→ **GIVEN PROBLEM**:
Write out the material again word for word, dropping any images it holds.
*** MATERIAL SUPPLIED
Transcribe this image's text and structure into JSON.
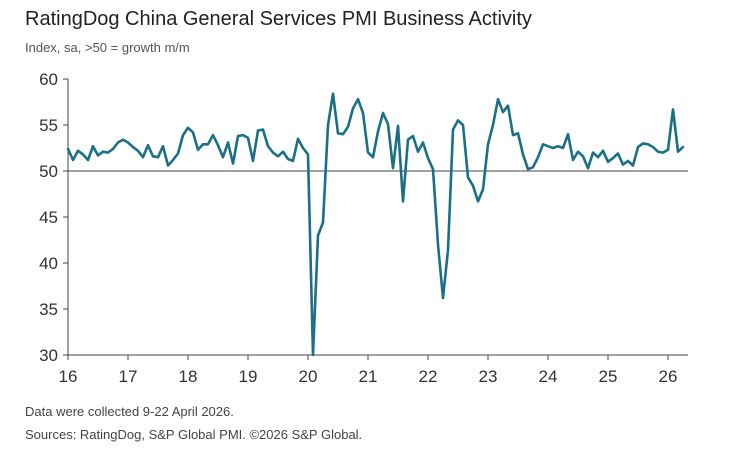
{
  "chart_data": {
    "type": "line",
    "title": "RatingDog China General Services PMI Business Activity",
    "subtitle": "Index, sa, >50 = growth m/m",
    "xlabel": "",
    "ylabel": "",
    "ylim": [
      30,
      60
    ],
    "yticks": [
      "30",
      "35",
      "40",
      "45",
      "50",
      "55",
      "60"
    ],
    "xticks": [
      "16",
      "17",
      "18",
      "19",
      "20",
      "21",
      "22",
      "23",
      "24",
      "25",
      "26"
    ],
    "x_start": "2016-01",
    "x_end": "2026-04",
    "grid": false,
    "reference_line": 50,
    "line_color": "#1b6f86",
    "series": [
      {
        "name": "",
        "values": [
          52.4,
          51.2,
          52.2,
          51.8,
          51.2,
          52.7,
          51.7,
          52.1,
          52.0,
          52.4,
          53.1,
          53.4,
          53.1,
          52.6,
          52.2,
          51.5,
          52.8,
          51.6,
          51.5,
          52.7,
          50.6,
          51.2,
          51.9,
          53.9,
          54.7,
          54.2,
          52.3,
          52.9,
          52.9,
          53.9,
          52.8,
          51.5,
          53.1,
          50.8,
          53.8,
          53.9,
          53.6,
          51.1,
          54.4,
          54.5,
          52.7,
          52.0,
          51.6,
          52.1,
          51.3,
          51.1,
          53.5,
          52.5,
          51.8,
          26.5,
          43.0,
          44.4,
          55.0,
          58.4,
          54.1,
          54.0,
          54.8,
          56.8,
          57.8,
          56.3,
          52.0,
          51.5,
          54.3,
          56.3,
          55.1,
          50.3,
          54.9,
          46.7,
          53.4,
          53.8,
          52.1,
          53.1,
          51.4,
          50.2,
          42.0,
          36.2,
          41.4,
          54.5,
          55.5,
          55.0,
          49.3,
          48.4,
          46.7,
          48.0,
          52.9,
          55.0,
          57.8,
          56.4,
          57.1,
          53.9,
          54.1,
          51.8,
          50.2,
          50.4,
          51.5,
          52.9,
          52.7,
          52.5,
          52.7,
          52.5,
          54.0,
          51.2,
          52.1,
          51.6,
          50.3,
          52.0,
          51.5,
          52.2,
          51.0,
          51.4,
          51.9,
          50.7,
          51.1,
          50.6,
          52.6,
          53.0,
          52.9,
          52.6,
          52.1,
          52.0,
          52.3,
          56.7,
          52.1,
          52.6
        ]
      }
    ]
  },
  "footer": {
    "note": "Data were collected 9-22 April 2026.",
    "sources": "Sources: RatingDog, S&P Global PMI. ©2026 S&P Global."
  }
}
******
→ **COMPLETE OUTPUT**:
Transcribe this image's text and structure into JSON.
{
  "chart_data": {
    "type": "line",
    "title": "RatingDog China General Services PMI Business Activity",
    "subtitle": "Index, sa, >50 = growth m/m",
    "xlabel": "",
    "ylabel": "",
    "ylim": [
      30,
      60
    ],
    "yticks": [
      "30",
      "35",
      "40",
      "45",
      "50",
      "55",
      "60"
    ],
    "xticks": [
      "16",
      "17",
      "18",
      "19",
      "20",
      "21",
      "22",
      "23",
      "24",
      "25",
      "26"
    ],
    "x_start": "2016-01",
    "x_end": "2026-04",
    "grid": false,
    "reference_line": 50,
    "line_color": "#1b6f86",
    "series": [
      {
        "name": "",
        "values": [
          52.4,
          51.2,
          52.2,
          51.8,
          51.2,
          52.7,
          51.7,
          52.1,
          52.0,
          52.4,
          53.1,
          53.4,
          53.1,
          52.6,
          52.2,
          51.5,
          52.8,
          51.6,
          51.5,
          52.7,
          50.6,
          51.2,
          51.9,
          53.9,
          54.7,
          54.2,
          52.3,
          52.9,
          52.9,
          53.9,
          52.8,
          51.5,
          53.1,
          50.8,
          53.8,
          53.9,
          53.6,
          51.1,
          54.4,
          54.5,
          52.7,
          52.0,
          51.6,
          52.1,
          51.3,
          51.1,
          53.5,
          52.5,
          51.8,
          26.5,
          43.0,
          44.4,
          55.0,
          58.4,
          54.1,
          54.0,
          54.8,
          56.8,
          57.8,
          56.3,
          52.0,
          51.5,
          54.3,
          56.3,
          55.1,
          50.3,
          54.9,
          46.7,
          53.4,
          53.8,
          52.1,
          53.1,
          51.4,
          50.2,
          42.0,
          36.2,
          41.4,
          54.5,
          55.5,
          55.0,
          49.3,
          48.4,
          46.7,
          48.0,
          52.9,
          55.0,
          57.8,
          56.4,
          57.1,
          53.9,
          54.1,
          51.8,
          50.2,
          50.4,
          51.5,
          52.9,
          52.7,
          52.5,
          52.7,
          52.5,
          54.0,
          51.2,
          52.1,
          51.6,
          50.3,
          52.0,
          51.5,
          52.2,
          51.0,
          51.4,
          51.9,
          50.7,
          51.1,
          50.6,
          52.6,
          53.0,
          52.9,
          52.6,
          52.1,
          52.0,
          52.3,
          56.7,
          52.1,
          52.6
        ]
      }
    ]
  },
  "footer": {
    "note": "Data were collected 9-22 April 2026.",
    "sources": "Sources: RatingDog, S&P Global PMI. ©2026 S&P Global."
  }
}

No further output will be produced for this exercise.